*Material for this exercise*.
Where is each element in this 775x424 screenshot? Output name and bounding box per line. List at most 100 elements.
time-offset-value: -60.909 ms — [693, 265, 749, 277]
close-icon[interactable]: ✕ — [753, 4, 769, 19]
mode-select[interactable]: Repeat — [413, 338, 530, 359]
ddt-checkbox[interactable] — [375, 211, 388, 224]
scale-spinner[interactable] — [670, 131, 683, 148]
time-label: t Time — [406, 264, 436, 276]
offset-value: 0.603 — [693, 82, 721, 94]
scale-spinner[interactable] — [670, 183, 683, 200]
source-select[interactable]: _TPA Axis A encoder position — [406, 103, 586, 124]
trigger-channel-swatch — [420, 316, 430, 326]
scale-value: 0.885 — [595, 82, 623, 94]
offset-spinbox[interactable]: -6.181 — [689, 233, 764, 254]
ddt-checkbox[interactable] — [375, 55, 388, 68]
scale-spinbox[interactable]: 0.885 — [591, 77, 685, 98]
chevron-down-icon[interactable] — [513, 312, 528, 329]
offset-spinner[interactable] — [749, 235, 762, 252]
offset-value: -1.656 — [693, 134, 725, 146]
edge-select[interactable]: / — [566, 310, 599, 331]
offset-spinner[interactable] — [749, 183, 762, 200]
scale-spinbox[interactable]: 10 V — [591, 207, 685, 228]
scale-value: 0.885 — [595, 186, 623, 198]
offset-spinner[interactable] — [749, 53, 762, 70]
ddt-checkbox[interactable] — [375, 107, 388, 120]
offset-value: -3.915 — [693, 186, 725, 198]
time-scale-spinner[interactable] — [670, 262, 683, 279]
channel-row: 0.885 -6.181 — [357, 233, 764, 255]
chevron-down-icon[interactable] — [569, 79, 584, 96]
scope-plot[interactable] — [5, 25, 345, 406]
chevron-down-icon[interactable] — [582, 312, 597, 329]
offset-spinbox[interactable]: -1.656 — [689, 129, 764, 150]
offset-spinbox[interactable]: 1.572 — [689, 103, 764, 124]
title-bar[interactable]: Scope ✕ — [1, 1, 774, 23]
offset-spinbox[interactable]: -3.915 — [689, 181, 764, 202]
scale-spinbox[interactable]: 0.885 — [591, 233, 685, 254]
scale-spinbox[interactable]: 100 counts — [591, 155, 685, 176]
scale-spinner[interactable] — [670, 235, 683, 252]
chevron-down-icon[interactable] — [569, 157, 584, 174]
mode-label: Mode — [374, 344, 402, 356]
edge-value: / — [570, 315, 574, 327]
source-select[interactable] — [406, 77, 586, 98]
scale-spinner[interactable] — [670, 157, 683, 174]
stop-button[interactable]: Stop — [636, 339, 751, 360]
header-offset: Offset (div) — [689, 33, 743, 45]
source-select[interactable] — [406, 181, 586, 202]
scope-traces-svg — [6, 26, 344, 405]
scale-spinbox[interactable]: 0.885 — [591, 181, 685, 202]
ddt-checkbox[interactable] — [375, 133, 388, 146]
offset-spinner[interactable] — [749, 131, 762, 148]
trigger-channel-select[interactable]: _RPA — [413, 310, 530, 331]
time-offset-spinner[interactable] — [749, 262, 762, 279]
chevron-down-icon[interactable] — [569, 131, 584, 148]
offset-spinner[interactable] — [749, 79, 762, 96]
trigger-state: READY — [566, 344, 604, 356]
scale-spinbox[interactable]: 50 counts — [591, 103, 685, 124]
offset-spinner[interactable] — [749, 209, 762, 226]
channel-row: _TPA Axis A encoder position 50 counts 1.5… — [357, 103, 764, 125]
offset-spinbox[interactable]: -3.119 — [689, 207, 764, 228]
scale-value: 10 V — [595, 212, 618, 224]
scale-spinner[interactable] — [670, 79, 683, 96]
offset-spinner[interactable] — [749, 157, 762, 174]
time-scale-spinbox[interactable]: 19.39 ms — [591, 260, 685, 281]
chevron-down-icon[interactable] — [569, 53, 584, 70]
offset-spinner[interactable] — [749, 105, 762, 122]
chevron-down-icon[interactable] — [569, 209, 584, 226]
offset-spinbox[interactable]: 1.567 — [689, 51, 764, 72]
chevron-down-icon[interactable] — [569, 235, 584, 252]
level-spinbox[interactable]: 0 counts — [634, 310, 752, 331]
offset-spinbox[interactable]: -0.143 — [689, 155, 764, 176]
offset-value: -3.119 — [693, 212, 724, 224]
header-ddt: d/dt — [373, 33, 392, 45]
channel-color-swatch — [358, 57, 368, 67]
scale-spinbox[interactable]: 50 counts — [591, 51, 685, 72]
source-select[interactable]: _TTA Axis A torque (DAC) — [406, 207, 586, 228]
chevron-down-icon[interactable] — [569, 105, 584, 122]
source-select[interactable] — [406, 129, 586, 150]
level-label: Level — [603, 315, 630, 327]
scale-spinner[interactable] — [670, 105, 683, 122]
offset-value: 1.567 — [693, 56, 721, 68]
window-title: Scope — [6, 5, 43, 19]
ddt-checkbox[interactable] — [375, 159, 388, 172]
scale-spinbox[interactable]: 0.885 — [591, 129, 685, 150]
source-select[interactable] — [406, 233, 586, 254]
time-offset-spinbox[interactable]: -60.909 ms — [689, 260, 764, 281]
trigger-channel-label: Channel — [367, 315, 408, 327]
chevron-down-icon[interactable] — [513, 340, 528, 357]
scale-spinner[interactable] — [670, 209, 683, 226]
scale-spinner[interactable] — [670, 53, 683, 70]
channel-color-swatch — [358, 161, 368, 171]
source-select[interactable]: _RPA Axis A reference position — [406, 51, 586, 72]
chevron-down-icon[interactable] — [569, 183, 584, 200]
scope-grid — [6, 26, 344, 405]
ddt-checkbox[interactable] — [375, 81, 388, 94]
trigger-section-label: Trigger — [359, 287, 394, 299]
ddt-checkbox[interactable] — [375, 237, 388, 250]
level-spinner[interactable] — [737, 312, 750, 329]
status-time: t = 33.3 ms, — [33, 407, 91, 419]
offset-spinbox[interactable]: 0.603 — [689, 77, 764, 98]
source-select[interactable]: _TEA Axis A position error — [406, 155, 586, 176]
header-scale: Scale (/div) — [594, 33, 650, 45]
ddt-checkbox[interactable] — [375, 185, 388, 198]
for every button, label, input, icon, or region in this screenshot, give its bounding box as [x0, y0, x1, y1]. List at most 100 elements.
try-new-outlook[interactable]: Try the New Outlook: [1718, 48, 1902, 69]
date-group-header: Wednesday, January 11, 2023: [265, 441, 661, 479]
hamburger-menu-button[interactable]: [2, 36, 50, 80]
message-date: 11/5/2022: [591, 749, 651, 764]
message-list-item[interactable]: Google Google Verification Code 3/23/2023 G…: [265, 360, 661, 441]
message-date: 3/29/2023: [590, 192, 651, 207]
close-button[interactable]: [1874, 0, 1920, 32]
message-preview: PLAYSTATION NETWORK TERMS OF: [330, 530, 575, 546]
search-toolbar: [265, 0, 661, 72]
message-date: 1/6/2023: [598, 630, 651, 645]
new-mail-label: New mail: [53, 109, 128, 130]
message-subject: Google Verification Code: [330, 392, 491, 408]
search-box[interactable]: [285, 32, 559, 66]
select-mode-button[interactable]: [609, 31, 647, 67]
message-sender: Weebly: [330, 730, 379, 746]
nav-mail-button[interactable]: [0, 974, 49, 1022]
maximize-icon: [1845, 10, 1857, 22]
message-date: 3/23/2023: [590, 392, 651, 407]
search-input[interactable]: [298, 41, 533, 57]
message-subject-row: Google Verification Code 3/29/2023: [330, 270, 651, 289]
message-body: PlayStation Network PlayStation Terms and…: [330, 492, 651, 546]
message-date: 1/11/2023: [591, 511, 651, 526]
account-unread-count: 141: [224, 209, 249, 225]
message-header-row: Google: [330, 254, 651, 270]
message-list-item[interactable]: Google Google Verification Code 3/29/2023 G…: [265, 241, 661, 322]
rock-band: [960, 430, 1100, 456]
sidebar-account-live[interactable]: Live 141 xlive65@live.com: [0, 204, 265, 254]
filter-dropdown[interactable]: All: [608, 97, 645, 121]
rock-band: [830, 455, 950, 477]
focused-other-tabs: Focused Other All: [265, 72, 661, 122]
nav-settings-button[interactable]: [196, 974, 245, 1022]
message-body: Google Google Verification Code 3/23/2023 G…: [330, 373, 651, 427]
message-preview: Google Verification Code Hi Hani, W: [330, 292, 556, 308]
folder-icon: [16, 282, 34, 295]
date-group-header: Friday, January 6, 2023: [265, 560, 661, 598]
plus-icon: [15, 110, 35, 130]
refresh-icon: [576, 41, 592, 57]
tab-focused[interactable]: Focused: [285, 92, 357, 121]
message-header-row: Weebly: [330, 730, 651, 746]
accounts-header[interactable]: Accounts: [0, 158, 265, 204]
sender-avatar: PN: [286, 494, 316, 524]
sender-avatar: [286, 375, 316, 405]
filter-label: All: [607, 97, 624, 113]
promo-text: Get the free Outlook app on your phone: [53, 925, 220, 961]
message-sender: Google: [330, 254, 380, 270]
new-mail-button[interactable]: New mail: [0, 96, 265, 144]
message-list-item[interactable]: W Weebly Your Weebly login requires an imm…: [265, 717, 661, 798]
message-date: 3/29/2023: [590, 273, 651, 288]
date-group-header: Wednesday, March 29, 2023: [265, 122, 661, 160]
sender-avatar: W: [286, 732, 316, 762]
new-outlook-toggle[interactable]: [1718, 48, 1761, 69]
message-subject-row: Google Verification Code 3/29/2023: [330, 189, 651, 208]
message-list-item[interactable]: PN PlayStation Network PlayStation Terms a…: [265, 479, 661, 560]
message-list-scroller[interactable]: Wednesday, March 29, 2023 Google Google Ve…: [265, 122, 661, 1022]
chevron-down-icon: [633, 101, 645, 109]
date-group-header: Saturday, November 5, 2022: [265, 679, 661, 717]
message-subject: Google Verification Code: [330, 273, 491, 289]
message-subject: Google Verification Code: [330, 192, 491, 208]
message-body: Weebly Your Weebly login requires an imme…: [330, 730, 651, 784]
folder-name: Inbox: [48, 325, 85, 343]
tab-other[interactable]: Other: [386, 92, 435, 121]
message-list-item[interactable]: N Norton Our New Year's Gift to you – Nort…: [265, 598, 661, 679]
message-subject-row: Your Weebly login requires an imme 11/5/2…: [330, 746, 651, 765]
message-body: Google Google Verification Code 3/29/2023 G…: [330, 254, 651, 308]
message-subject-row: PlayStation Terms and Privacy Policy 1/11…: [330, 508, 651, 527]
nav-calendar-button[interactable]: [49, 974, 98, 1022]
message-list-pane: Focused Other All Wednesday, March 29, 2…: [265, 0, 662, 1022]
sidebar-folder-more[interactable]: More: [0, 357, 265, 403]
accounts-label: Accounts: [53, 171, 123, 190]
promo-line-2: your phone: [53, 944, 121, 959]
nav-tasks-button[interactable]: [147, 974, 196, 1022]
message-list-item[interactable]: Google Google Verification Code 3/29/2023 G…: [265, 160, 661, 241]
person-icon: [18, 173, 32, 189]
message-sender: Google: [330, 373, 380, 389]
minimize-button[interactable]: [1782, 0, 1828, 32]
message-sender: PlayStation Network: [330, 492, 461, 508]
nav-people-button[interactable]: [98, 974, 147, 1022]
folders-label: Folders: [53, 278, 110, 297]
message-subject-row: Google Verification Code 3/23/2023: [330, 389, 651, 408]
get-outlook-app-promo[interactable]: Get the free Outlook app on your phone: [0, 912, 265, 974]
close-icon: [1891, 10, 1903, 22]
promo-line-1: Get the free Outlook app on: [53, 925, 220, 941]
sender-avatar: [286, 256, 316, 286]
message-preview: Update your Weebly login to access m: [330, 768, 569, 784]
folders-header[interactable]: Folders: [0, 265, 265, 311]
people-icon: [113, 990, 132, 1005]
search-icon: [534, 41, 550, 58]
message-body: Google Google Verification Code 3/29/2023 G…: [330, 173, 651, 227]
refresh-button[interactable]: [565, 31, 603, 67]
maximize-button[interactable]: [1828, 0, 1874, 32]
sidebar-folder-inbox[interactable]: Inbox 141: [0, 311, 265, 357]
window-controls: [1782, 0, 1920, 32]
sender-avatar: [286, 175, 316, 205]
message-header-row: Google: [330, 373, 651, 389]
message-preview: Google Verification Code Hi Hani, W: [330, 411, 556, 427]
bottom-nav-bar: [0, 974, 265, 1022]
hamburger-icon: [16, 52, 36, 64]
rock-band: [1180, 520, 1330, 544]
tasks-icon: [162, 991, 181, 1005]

*Task to carry out*. Write out the items unchanged, from their first line through the line containing "offset-value: 0.603 — [693, 82, 721, 94]", with both of those lines included.

*Written reply*.
Where is each element in this 775x424 screenshot? Output name and bounding box per line. List at most 100 elements.
time-offset-value: -60.909 ms — [693, 265, 749, 277]
close-icon[interactable]: ✕ — [753, 4, 769, 19]
mode-select[interactable]: Repeat — [413, 338, 530, 359]
ddt-checkbox[interactable] — [375, 211, 388, 224]
scale-spinner[interactable] — [670, 131, 683, 148]
time-label: t Time — [406, 264, 436, 276]
offset-value: 0.603 — [693, 82, 721, 94]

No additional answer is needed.